• [Records shown]

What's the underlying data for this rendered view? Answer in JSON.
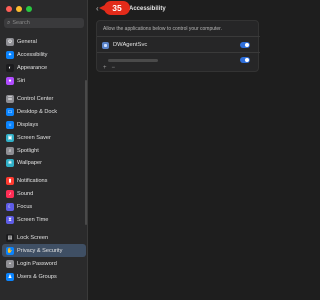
{
  "window": {
    "title": "Accessibility"
  },
  "search": {
    "placeholder": "Search"
  },
  "sidebar": {
    "items": [
      {
        "label": "General",
        "icon": "gear-icon",
        "color": "#8e8e93"
      },
      {
        "label": "Accessibility",
        "icon": "accessibility-icon",
        "color": "#0a84ff"
      },
      {
        "label": "Appearance",
        "icon": "appearance-icon",
        "color": "#1c1c1e"
      },
      {
        "label": "Siri",
        "icon": "siri-icon",
        "color": "#b14cff"
      },
      {
        "label": "Control Center",
        "icon": "control-center-icon",
        "color": "#8e8e93"
      },
      {
        "label": "Desktop & Dock",
        "icon": "dock-icon",
        "color": "#0a84ff"
      },
      {
        "label": "Displays",
        "icon": "display-icon",
        "color": "#0a84ff"
      },
      {
        "label": "Screen Saver",
        "icon": "screen-saver-icon",
        "color": "#30b0c7"
      },
      {
        "label": "Spotlight",
        "icon": "spotlight-icon",
        "color": "#8e8e93"
      },
      {
        "label": "Wallpaper",
        "icon": "wallpaper-icon",
        "color": "#30b0c7"
      },
      {
        "label": "Notifications",
        "icon": "notifications-icon",
        "color": "#ff3b30"
      },
      {
        "label": "Sound",
        "icon": "sound-icon",
        "color": "#ff2d55"
      },
      {
        "label": "Focus",
        "icon": "focus-icon",
        "color": "#5e5ce6"
      },
      {
        "label": "Screen Time",
        "icon": "screen-time-icon",
        "color": "#5e5ce6"
      },
      {
        "label": "Lock Screen",
        "icon": "lock-screen-icon",
        "color": "#1c1c1e"
      },
      {
        "label": "Privacy & Security",
        "icon": "hand-icon",
        "color": "#0a84ff"
      },
      {
        "label": "Login Password",
        "icon": "password-icon",
        "color": "#8e8e93"
      },
      {
        "label": "Users & Groups",
        "icon": "users-icon",
        "color": "#0a84ff"
      }
    ],
    "active_index": 15
  },
  "main": {
    "badge": "35",
    "description": "Allow the applications below to control your computer.",
    "apps": [
      {
        "name": "DWAgentSvc",
        "enabled": true
      },
      {
        "name": "",
        "enabled": true
      }
    ],
    "footer": {
      "add": "+",
      "remove": "−"
    }
  }
}
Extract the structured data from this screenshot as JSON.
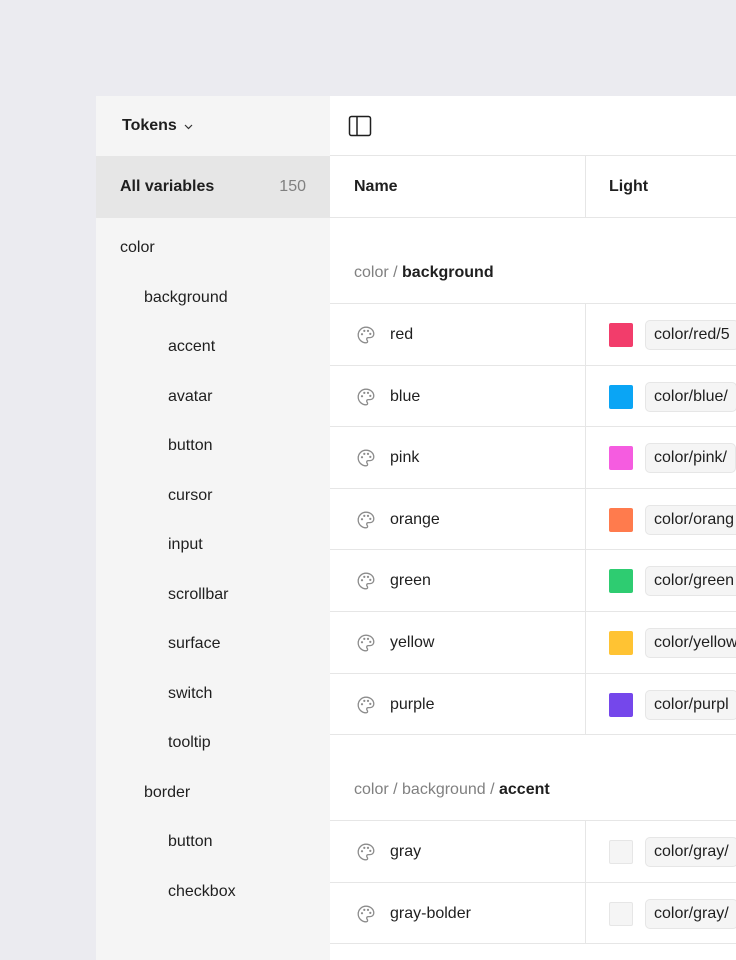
{
  "sidebar": {
    "title": "Tokens",
    "all_variables": {
      "label": "All variables",
      "count": "150"
    },
    "tree": [
      {
        "label": "color",
        "level": 0
      },
      {
        "label": "background",
        "level": 1
      },
      {
        "label": "accent",
        "level": 2
      },
      {
        "label": "avatar",
        "level": 2
      },
      {
        "label": "button",
        "level": 2
      },
      {
        "label": "cursor",
        "level": 2
      },
      {
        "label": "input",
        "level": 2
      },
      {
        "label": "scrollbar",
        "level": 2
      },
      {
        "label": "surface",
        "level": 2
      },
      {
        "label": "switch",
        "level": 2
      },
      {
        "label": "tooltip",
        "level": 2
      },
      {
        "label": "border",
        "level": 1
      },
      {
        "label": "button",
        "level": 2
      },
      {
        "label": "checkbox",
        "level": 2
      }
    ]
  },
  "table": {
    "columns": {
      "name": "Name",
      "light": "Light"
    },
    "groups": [
      {
        "path": [
          "color",
          "background"
        ],
        "rows": [
          {
            "name": "red",
            "swatch": "#f23d6b",
            "value": "color/red/5"
          },
          {
            "name": "blue",
            "swatch": "#0aa5f5",
            "value": "color/blue/"
          },
          {
            "name": "pink",
            "swatch": "#f55ce0",
            "value": "color/pink/"
          },
          {
            "name": "orange",
            "swatch": "#ff7b4d",
            "value": "color/orang"
          },
          {
            "name": "green",
            "swatch": "#2ecc71",
            "value": "color/green"
          },
          {
            "name": "yellow",
            "swatch": "#ffc333",
            "value": "color/yellow"
          },
          {
            "name": "purple",
            "swatch": "#7547eb",
            "value": "color/purpl"
          }
        ]
      },
      {
        "path": [
          "color",
          "background",
          "accent"
        ],
        "rows": [
          {
            "name": "gray",
            "swatch": "#f5f5f5",
            "value": "color/gray/"
          },
          {
            "name": "gray-bolder",
            "swatch": "#f5f5f5",
            "value": "color/gray/"
          }
        ]
      }
    ]
  },
  "icons": {
    "dropdown": "chevron-down-icon",
    "toggle_panel": "sidebar-panel-icon",
    "token": "palette-icon"
  }
}
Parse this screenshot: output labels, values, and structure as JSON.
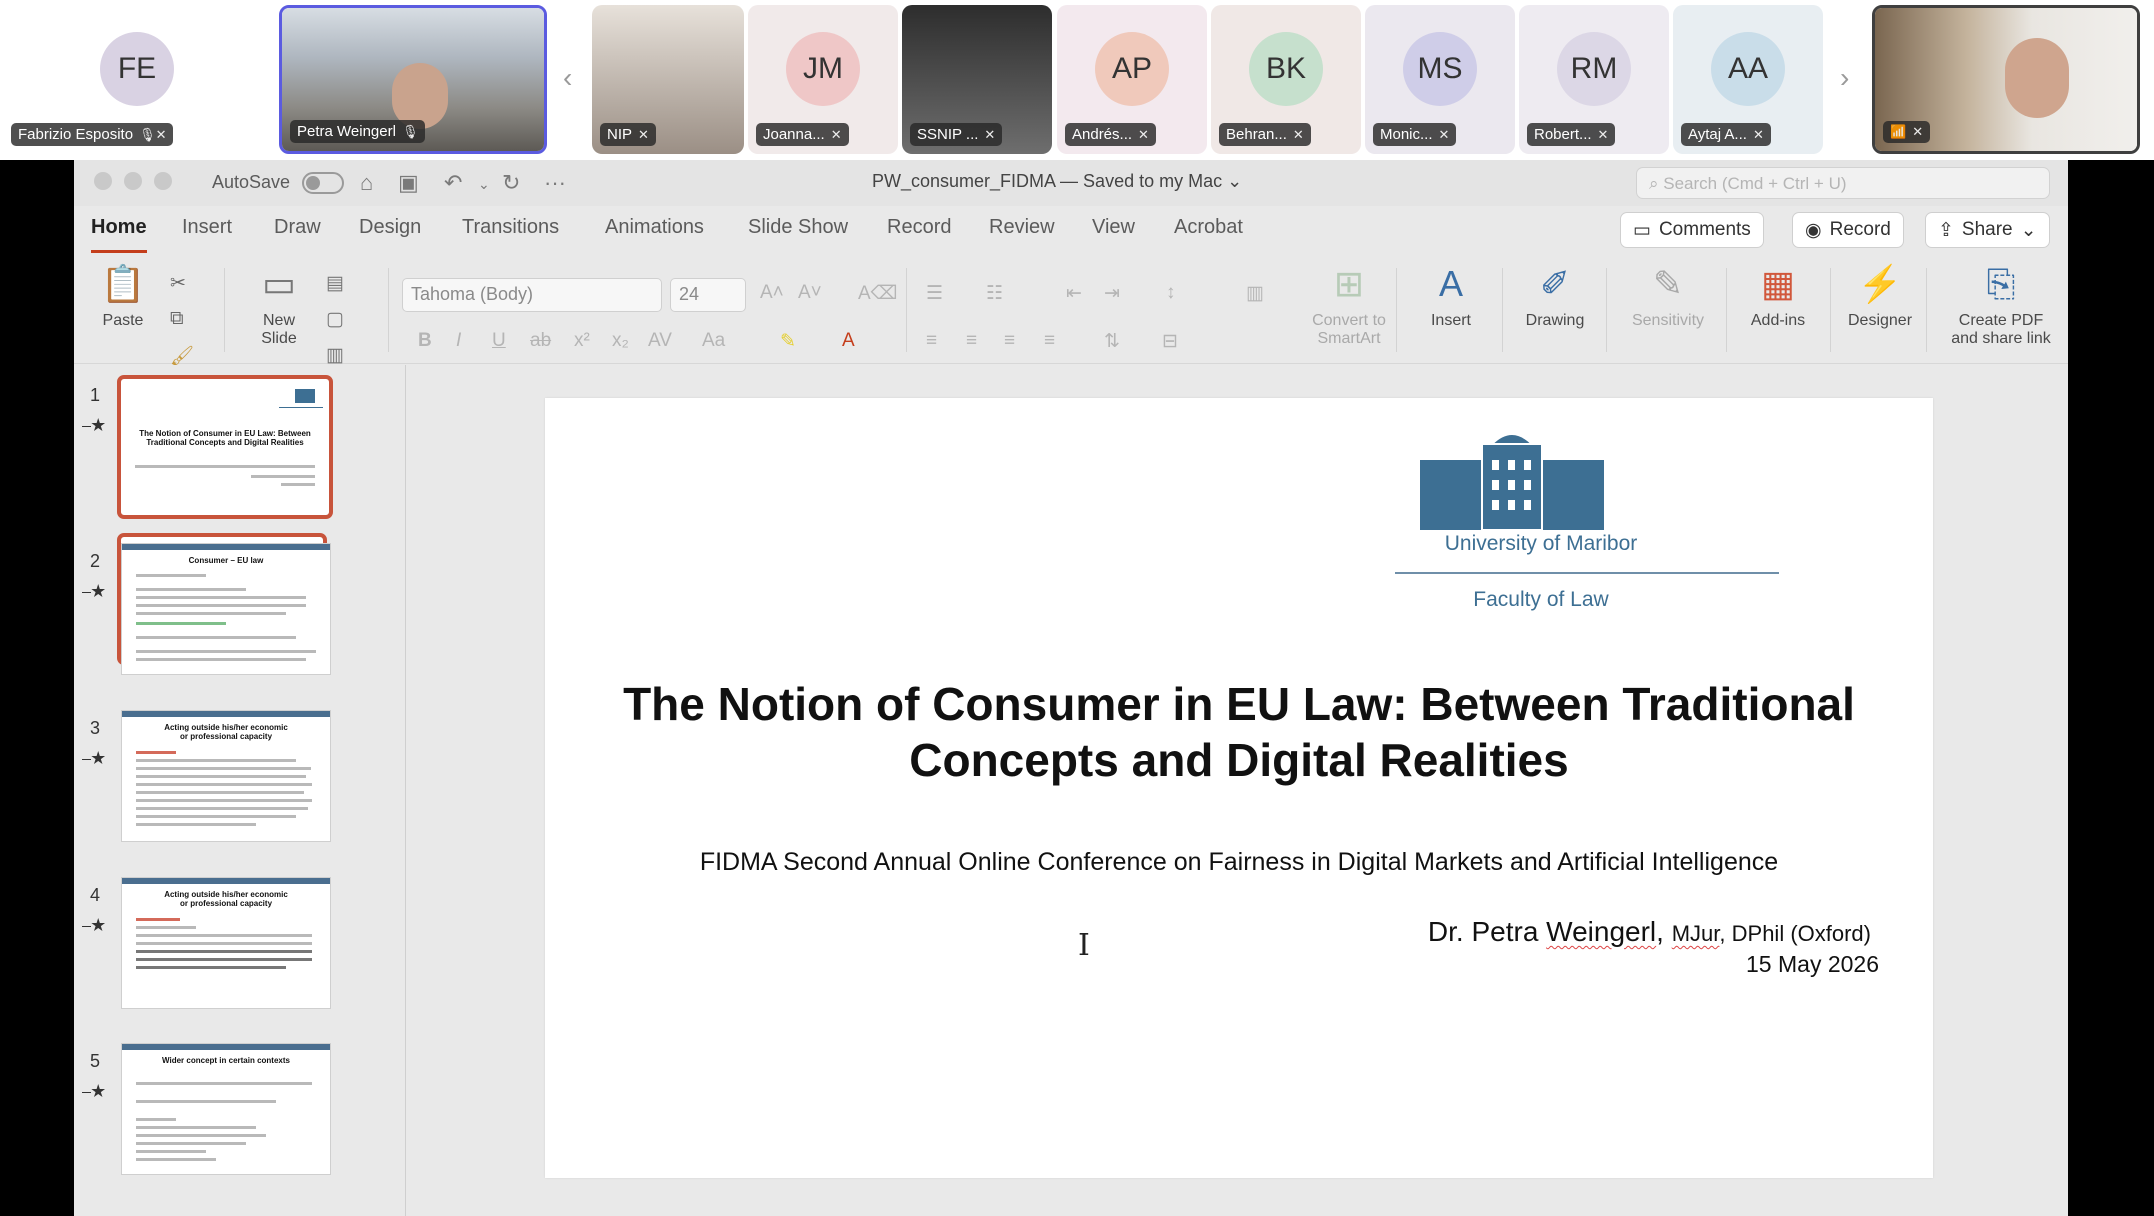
{
  "participants": [
    {
      "initials": "FE",
      "name": "Fabrizio Esposito",
      "color": "#ddd6e6"
    },
    {
      "initials": "",
      "name": "Petra Weingerl",
      "color": "#8a8f95"
    },
    {
      "initials": "",
      "name": "NIP",
      "color": "#b7ada3"
    },
    {
      "initials": "JM",
      "name": "Joanna...",
      "color": "#f0c4c4"
    },
    {
      "initials": "",
      "name": "SSNIP ...",
      "color": "#4a4a4a"
    },
    {
      "initials": "AP",
      "name": "Andrés...",
      "color": "#f0c6b8"
    },
    {
      "initials": "BK",
      "name": "Behran...",
      "color": "#c5e0cc"
    },
    {
      "initials": "MS",
      "name": "Monic...",
      "color": "#cfcde8"
    },
    {
      "initials": "RM",
      "name": "Robert...",
      "color": "#ddd8e6"
    },
    {
      "initials": "AA",
      "name": "Aytaj A...",
      "color": "#c9dde9"
    },
    {
      "initials": "",
      "name": "",
      "color": "#cfc8bd"
    }
  ],
  "window": {
    "autosave": "AutoSave",
    "doc_title": "PW_consumer_FIDMA — Saved to my Mac ⌄",
    "search_placeholder": "Search (Cmd + Ctrl + U)"
  },
  "tabs": [
    "Home",
    "Insert",
    "Draw",
    "Design",
    "Transitions",
    "Animations",
    "Slide Show",
    "Record",
    "Review",
    "View",
    "Acrobat"
  ],
  "top_buttons": {
    "comments": "Comments",
    "record": "Record",
    "share": "Share"
  },
  "ribbon": {
    "paste": "Paste",
    "new_slide": "New\nSlide",
    "font_name": "Tahoma (Body)",
    "font_size": "24",
    "convert": "Convert to\nSmartArt",
    "insert": "Insert",
    "drawing": "Drawing",
    "sensitivity": "Sensitivity",
    "addins": "Add-ins",
    "designer": "Designer",
    "create_pdf": "Create PDF\nand share link"
  },
  "thumbnails": [
    {
      "num": "1",
      "title": "The Notion of Consumer in EU Law: Between Traditional Concepts and Digital Realities"
    },
    {
      "num": "2",
      "title": "Consumer – EU law"
    },
    {
      "num": "3",
      "title": "Acting outside his/her economic or professional capacity"
    },
    {
      "num": "4",
      "title": "Acting outside his/her economic or professional capacity"
    },
    {
      "num": "5",
      "title": "Wider concept in certain contexts"
    }
  ],
  "slide": {
    "university": "University of Maribor",
    "faculty": "Faculty of Law",
    "title": "The Notion of Consumer in EU Law: Between Traditional Concepts and Digital Realities",
    "subtitle": "FIDMA Second Annual Online Conference on Fairness in Digital Markets and Artificial Intelligence",
    "author_prefix": "Dr. Petra ",
    "author_last": "Weingerl",
    "author_comma": ",",
    "deg1": "MJur",
    "deg2": ", DPhil (Oxford)",
    "date": "15 May 2026"
  }
}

• [Directions] Search the data for "Petra". Copy every line that has it.

• [Response to this exercise]
      "name": "Petra Weingerl",
    "author_prefix": "Dr. Petra ",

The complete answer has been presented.